--- Start of Material for this task ---

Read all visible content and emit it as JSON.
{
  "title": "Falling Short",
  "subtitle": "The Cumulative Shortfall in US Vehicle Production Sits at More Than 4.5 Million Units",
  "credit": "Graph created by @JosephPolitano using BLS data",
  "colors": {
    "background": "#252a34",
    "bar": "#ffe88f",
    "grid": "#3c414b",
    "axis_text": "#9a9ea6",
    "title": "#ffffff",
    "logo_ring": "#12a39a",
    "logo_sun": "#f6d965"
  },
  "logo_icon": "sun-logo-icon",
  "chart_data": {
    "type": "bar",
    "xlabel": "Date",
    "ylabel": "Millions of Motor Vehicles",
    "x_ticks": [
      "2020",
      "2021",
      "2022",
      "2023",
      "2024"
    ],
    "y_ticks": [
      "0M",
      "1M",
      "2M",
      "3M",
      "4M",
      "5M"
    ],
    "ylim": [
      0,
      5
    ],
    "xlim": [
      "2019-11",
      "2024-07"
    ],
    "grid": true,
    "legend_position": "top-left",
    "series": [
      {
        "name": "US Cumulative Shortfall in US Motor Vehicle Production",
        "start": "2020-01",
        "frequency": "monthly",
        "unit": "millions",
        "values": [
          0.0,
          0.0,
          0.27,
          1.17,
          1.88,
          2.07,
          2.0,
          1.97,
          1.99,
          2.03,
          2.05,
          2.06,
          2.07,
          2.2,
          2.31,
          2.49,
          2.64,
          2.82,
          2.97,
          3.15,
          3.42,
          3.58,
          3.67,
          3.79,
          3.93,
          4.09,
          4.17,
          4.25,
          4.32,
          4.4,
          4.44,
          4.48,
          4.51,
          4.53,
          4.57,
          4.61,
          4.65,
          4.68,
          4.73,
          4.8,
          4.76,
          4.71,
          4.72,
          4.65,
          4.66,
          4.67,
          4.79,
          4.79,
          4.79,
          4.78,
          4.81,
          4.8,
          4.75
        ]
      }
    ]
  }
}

--- End of Material for this task ---

▸ **Instructions for the task**
Please output the entries above, every line exactly as it reads.

▸ **Solution for this problem**
Read all visible content and emit it as JSON.
{
  "title": "Falling Short",
  "subtitle": "The Cumulative Shortfall in US Vehicle Production Sits at More Than 4.5 Million Units",
  "credit": "Graph created by @JosephPolitano using BLS data",
  "colors": {
    "background": "#252a34",
    "bar": "#ffe88f",
    "grid": "#3c414b",
    "axis_text": "#9a9ea6",
    "title": "#ffffff",
    "logo_ring": "#12a39a",
    "logo_sun": "#f6d965"
  },
  "logo_icon": "sun-logo-icon",
  "chart_data": {
    "type": "bar",
    "xlabel": "Date",
    "ylabel": "Millions of Motor Vehicles",
    "x_ticks": [
      "2020",
      "2021",
      "2022",
      "2023",
      "2024"
    ],
    "y_ticks": [
      "0M",
      "1M",
      "2M",
      "3M",
      "4M",
      "5M"
    ],
    "ylim": [
      0,
      5
    ],
    "xlim": [
      "2019-11",
      "2024-07"
    ],
    "grid": true,
    "legend_position": "top-left",
    "series": [
      {
        "name": "US Cumulative Shortfall in US Motor Vehicle Production",
        "start": "2020-01",
        "frequency": "monthly",
        "unit": "millions",
        "values": [
          0.0,
          0.0,
          0.27,
          1.17,
          1.88,
          2.07,
          2.0,
          1.97,
          1.99,
          2.03,
          2.05,
          2.06,
          2.07,
          2.2,
          2.31,
          2.49,
          2.64,
          2.82,
          2.97,
          3.15,
          3.42,
          3.58,
          3.67,
          3.79,
          3.93,
          4.09,
          4.17,
          4.25,
          4.32,
          4.4,
          4.44,
          4.48,
          4.51,
          4.53,
          4.57,
          4.61,
          4.65,
          4.68,
          4.73,
          4.8,
          4.76,
          4.71,
          4.72,
          4.65,
          4.66,
          4.67,
          4.79,
          4.79,
          4.79,
          4.78,
          4.81,
          4.8,
          4.75
        ]
      }
    ]
  }
}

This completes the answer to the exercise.